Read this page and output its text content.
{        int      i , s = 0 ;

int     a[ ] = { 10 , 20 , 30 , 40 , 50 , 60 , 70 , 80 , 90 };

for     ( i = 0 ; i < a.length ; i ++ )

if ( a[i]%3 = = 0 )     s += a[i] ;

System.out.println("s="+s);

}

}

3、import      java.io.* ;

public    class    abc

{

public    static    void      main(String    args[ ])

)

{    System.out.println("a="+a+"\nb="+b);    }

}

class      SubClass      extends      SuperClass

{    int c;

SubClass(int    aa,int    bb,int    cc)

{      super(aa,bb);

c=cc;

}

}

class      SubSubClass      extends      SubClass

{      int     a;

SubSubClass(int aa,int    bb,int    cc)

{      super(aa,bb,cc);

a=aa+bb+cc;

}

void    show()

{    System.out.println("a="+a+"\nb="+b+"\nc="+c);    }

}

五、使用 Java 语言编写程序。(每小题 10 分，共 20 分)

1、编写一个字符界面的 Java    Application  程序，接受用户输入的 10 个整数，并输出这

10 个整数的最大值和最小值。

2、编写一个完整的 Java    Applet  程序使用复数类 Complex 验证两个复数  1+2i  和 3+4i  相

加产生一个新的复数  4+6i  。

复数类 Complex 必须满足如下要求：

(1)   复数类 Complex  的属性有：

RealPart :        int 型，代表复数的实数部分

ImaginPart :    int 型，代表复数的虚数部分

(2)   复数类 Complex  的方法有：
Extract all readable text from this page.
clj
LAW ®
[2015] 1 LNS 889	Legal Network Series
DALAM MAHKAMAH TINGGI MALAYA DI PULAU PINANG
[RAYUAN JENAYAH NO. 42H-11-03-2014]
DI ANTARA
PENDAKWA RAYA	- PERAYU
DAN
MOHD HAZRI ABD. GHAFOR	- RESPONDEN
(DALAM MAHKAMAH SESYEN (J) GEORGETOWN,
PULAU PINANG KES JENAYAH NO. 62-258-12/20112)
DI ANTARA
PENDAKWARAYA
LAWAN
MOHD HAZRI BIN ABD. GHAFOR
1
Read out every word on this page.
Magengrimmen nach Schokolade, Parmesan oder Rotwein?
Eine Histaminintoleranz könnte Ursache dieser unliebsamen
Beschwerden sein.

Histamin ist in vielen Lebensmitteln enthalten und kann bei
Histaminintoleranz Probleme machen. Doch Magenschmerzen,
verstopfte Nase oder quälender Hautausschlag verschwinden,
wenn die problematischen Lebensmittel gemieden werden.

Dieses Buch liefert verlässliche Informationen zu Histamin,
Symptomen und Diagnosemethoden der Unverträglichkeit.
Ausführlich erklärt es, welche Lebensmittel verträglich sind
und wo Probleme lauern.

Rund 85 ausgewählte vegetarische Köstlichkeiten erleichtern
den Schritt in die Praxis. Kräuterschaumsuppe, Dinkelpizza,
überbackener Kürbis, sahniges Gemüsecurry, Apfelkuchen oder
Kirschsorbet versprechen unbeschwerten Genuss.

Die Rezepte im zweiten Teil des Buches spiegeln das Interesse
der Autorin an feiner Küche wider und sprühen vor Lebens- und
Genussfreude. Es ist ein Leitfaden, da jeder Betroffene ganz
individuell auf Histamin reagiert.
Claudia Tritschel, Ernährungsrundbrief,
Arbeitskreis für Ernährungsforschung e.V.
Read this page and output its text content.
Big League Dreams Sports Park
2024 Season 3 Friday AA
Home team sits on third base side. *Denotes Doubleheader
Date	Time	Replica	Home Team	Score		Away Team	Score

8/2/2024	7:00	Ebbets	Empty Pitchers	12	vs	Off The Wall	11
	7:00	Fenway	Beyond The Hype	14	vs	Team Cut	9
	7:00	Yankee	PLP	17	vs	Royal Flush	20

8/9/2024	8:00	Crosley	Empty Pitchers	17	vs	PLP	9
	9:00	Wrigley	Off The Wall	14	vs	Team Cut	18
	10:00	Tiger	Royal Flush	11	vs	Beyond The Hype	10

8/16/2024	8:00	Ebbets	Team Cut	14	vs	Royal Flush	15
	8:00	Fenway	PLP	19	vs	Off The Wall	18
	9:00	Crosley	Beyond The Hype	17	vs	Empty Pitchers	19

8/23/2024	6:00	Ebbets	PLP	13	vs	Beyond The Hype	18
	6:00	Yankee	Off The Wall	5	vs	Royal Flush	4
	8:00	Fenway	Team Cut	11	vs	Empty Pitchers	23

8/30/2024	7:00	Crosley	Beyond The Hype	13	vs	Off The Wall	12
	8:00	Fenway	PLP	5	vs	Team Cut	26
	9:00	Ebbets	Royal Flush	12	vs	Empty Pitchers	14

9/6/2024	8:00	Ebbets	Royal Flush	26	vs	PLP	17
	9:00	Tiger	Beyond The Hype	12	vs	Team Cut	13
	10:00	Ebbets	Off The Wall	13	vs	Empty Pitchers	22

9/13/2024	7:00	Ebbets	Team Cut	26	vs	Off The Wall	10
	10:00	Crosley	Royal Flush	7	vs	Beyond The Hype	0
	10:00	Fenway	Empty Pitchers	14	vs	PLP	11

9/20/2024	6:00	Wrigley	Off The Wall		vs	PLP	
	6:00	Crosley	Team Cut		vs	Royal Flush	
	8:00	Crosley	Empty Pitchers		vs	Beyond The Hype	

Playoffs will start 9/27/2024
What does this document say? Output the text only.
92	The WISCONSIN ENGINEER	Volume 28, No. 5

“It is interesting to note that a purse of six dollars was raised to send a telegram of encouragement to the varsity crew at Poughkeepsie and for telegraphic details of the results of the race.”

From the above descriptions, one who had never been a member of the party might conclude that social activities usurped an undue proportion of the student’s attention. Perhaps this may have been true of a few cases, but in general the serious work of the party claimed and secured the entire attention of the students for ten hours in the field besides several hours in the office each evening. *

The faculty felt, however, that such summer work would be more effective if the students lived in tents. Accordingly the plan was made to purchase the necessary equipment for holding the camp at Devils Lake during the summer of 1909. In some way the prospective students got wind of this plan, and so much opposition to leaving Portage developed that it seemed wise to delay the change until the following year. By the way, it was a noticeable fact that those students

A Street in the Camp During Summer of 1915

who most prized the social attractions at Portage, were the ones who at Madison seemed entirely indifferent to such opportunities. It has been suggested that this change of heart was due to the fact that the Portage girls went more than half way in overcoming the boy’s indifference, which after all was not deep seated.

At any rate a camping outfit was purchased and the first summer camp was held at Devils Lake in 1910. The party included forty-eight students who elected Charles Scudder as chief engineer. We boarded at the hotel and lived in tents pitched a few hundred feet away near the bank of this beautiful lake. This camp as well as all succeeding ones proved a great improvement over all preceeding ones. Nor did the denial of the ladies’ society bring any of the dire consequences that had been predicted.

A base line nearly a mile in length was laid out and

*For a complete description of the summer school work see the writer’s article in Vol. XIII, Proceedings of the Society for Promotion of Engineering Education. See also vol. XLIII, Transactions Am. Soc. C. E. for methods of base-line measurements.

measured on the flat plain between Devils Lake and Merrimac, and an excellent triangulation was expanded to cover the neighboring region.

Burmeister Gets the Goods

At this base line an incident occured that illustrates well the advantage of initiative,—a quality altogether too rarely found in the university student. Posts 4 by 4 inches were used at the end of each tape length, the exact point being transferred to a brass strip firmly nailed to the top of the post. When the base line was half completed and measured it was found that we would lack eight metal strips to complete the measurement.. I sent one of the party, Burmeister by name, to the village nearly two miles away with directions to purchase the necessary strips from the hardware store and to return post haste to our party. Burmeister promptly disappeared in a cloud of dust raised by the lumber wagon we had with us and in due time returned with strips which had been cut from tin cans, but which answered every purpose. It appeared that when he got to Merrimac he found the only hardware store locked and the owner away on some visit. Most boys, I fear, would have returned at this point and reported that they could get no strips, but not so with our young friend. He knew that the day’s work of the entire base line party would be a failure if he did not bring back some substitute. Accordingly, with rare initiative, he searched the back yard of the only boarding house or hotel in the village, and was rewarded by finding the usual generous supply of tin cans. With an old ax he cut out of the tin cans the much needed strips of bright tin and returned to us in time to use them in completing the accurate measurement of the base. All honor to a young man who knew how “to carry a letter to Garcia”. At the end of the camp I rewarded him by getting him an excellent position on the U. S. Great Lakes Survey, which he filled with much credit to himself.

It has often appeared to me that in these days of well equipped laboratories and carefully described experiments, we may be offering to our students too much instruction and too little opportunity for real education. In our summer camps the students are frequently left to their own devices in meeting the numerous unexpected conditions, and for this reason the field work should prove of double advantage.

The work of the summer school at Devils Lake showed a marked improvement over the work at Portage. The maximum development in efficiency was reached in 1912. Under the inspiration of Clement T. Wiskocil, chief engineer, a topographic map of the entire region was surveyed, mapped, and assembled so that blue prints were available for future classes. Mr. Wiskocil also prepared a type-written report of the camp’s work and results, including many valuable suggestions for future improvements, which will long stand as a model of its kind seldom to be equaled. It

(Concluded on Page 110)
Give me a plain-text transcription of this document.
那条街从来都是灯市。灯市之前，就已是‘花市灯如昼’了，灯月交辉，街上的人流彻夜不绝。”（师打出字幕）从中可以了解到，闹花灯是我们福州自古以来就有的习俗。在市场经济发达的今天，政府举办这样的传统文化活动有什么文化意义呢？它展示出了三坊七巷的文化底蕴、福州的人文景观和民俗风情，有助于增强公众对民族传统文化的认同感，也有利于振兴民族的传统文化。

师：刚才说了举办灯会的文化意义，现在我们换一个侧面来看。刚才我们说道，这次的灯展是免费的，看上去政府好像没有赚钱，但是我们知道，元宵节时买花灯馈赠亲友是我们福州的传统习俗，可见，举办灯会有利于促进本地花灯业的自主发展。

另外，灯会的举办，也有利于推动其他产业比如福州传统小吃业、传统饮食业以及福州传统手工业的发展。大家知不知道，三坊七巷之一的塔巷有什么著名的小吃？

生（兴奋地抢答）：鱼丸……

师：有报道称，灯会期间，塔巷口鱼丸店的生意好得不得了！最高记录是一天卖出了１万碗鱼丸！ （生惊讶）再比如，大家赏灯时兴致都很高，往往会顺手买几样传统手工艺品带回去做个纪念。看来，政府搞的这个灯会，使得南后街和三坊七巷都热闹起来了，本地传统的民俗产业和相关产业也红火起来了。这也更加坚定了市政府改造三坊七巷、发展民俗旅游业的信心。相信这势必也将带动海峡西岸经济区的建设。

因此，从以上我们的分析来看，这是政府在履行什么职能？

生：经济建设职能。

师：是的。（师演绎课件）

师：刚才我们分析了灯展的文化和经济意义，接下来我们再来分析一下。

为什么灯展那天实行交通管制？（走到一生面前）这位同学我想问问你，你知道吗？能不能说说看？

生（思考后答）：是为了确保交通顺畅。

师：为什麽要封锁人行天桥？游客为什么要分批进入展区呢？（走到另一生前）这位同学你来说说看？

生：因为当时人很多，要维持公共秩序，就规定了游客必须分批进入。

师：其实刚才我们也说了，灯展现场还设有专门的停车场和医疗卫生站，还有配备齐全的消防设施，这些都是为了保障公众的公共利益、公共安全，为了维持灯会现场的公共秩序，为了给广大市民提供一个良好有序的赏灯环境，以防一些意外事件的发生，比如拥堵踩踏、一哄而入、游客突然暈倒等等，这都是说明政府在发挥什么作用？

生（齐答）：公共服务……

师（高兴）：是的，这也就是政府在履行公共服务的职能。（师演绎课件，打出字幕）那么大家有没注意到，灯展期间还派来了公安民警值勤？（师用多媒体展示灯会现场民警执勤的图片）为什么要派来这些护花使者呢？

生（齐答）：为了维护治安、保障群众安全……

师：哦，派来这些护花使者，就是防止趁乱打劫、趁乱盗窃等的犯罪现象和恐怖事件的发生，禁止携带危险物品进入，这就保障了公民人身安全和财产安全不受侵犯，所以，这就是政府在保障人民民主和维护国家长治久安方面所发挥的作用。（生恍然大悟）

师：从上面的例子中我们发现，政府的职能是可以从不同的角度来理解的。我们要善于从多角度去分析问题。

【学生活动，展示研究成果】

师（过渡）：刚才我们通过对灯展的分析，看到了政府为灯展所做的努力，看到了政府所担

****************

How many of the lines above hold the word "oder"? Give only that number.

**Answer for this exercise**
3